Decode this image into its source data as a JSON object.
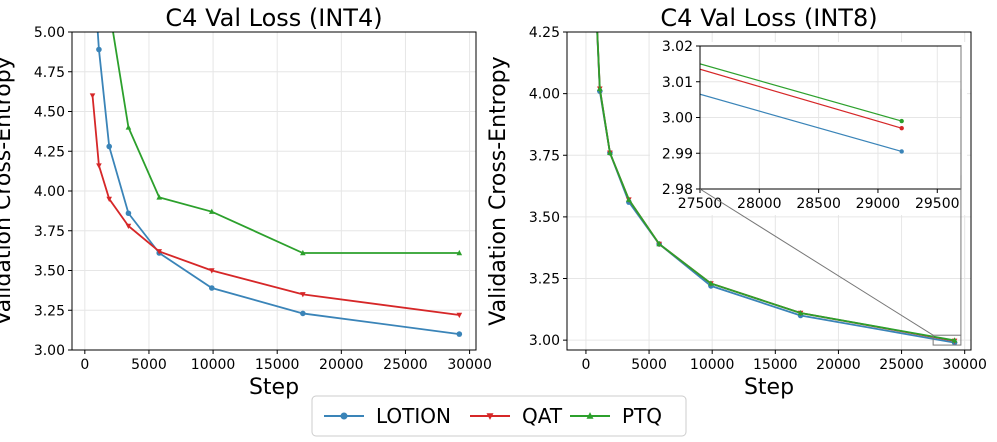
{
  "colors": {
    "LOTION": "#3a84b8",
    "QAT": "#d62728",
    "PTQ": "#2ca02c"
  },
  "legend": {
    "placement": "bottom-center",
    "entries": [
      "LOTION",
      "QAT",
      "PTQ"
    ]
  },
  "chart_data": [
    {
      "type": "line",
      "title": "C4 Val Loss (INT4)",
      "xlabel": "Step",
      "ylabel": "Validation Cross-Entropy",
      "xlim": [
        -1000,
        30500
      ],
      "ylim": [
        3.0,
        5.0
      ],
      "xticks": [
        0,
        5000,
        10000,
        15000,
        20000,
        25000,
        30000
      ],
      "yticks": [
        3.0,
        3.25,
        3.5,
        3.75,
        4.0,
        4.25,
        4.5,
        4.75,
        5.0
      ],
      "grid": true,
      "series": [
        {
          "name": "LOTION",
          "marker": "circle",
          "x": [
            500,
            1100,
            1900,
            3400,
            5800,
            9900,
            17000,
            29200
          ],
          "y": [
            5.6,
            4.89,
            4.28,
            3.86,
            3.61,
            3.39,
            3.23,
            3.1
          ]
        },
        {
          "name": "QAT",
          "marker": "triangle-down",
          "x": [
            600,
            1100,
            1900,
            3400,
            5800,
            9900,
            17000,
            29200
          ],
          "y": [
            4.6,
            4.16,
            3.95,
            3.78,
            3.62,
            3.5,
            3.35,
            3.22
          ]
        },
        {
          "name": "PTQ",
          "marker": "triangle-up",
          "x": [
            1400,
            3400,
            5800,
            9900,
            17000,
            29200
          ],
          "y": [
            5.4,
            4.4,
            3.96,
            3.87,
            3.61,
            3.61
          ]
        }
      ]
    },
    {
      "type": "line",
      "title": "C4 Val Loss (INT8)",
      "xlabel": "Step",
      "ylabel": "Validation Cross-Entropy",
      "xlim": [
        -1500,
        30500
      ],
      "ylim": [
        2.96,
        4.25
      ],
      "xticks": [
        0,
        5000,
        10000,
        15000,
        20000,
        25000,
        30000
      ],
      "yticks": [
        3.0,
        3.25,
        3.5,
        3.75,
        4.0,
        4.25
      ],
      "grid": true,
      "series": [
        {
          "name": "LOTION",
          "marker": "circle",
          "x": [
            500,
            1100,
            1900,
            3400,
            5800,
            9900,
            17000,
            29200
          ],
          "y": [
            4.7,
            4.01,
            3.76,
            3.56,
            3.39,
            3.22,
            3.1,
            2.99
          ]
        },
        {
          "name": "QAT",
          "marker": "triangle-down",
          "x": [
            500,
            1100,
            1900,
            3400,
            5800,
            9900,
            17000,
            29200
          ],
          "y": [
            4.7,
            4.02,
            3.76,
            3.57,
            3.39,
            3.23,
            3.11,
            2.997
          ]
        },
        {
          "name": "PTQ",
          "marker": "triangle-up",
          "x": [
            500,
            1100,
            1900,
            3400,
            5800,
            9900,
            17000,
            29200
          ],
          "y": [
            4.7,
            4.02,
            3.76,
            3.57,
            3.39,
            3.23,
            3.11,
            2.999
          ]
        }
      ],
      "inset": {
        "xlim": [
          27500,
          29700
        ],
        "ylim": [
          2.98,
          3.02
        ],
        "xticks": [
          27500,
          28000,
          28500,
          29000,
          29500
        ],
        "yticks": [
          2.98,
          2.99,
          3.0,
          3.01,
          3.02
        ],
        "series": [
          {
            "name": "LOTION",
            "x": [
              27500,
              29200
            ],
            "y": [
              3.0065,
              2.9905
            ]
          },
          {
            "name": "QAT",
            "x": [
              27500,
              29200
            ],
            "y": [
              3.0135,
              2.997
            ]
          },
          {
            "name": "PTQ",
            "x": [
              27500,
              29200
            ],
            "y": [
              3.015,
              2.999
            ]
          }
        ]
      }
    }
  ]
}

§ **WRITTEN TASK**: Give the data again exactly as written, with all pictures left out.

§ **FULL ANSWER**:
Decode this image into its source data as a JSON object.
{
  "colors": {
    "LOTION": "#3a84b8",
    "QAT": "#d62728",
    "PTQ": "#2ca02c"
  },
  "legend": {
    "placement": "bottom-center",
    "entries": [
      "LOTION",
      "QAT",
      "PTQ"
    ]
  },
  "chart_data": [
    {
      "type": "line",
      "title": "C4 Val Loss (INT4)",
      "xlabel": "Step",
      "ylabel": "Validation Cross-Entropy",
      "xlim": [
        -1000,
        30500
      ],
      "ylim": [
        3.0,
        5.0
      ],
      "xticks": [
        0,
        5000,
        10000,
        15000,
        20000,
        25000,
        30000
      ],
      "yticks": [
        3.0,
        3.25,
        3.5,
        3.75,
        4.0,
        4.25,
        4.5,
        4.75,
        5.0
      ],
      "grid": true,
      "series": [
        {
          "name": "LOTION",
          "marker": "circle",
          "x": [
            500,
            1100,
            1900,
            3400,
            5800,
            9900,
            17000,
            29200
          ],
          "y": [
            5.6,
            4.89,
            4.28,
            3.86,
            3.61,
            3.39,
            3.23,
            3.1
          ]
        },
        {
          "name": "QAT",
          "marker": "triangle-down",
          "x": [
            600,
            1100,
            1900,
            3400,
            5800,
            9900,
            17000,
            29200
          ],
          "y": [
            4.6,
            4.16,
            3.95,
            3.78,
            3.62,
            3.5,
            3.35,
            3.22
          ]
        },
        {
          "name": "PTQ",
          "marker": "triangle-up",
          "x": [
            1400,
            3400,
            5800,
            9900,
            17000,
            29200
          ],
          "y": [
            5.4,
            4.4,
            3.96,
            3.87,
            3.61,
            3.61
          ]
        }
      ]
    },
    {
      "type": "line",
      "title": "C4 Val Loss (INT8)",
      "xlabel": "Step",
      "ylabel": "Validation Cross-Entropy",
      "xlim": [
        -1500,
        30500
      ],
      "ylim": [
        2.96,
        4.25
      ],
      "xticks": [
        0,
        5000,
        10000,
        15000,
        20000,
        25000,
        30000
      ],
      "yticks": [
        3.0,
        3.25,
        3.5,
        3.75,
        4.0,
        4.25
      ],
      "grid": true,
      "series": [
        {
          "name": "LOTION",
          "marker": "circle",
          "x": [
            500,
            1100,
            1900,
            3400,
            5800,
            9900,
            17000,
            29200
          ],
          "y": [
            4.7,
            4.01,
            3.76,
            3.56,
            3.39,
            3.22,
            3.1,
            2.99
          ]
        },
        {
          "name": "QAT",
          "marker": "triangle-down",
          "x": [
            500,
            1100,
            1900,
            3400,
            5800,
            9900,
            17000,
            29200
          ],
          "y": [
            4.7,
            4.02,
            3.76,
            3.57,
            3.39,
            3.23,
            3.11,
            2.997
          ]
        },
        {
          "name": "PTQ",
          "marker": "triangle-up",
          "x": [
            500,
            1100,
            1900,
            3400,
            5800,
            9900,
            17000,
            29200
          ],
          "y": [
            4.7,
            4.02,
            3.76,
            3.57,
            3.39,
            3.23,
            3.11,
            2.999
          ]
        }
      ],
      "inset": {
        "xlim": [
          27500,
          29700
        ],
        "ylim": [
          2.98,
          3.02
        ],
        "xticks": [
          27500,
          28000,
          28500,
          29000,
          29500
        ],
        "yticks": [
          2.98,
          2.99,
          3.0,
          3.01,
          3.02
        ],
        "series": [
          {
            "name": "LOTION",
            "x": [
              27500,
              29200
            ],
            "y": [
              3.0065,
              2.9905
            ]
          },
          {
            "name": "QAT",
            "x": [
              27500,
              29200
            ],
            "y": [
              3.0135,
              2.997
            ]
          },
          {
            "name": "PTQ",
            "x": [
              27500,
              29200
            ],
            "y": [
              3.015,
              2.999
            ]
          }
        ]
      }
    }
  ]
}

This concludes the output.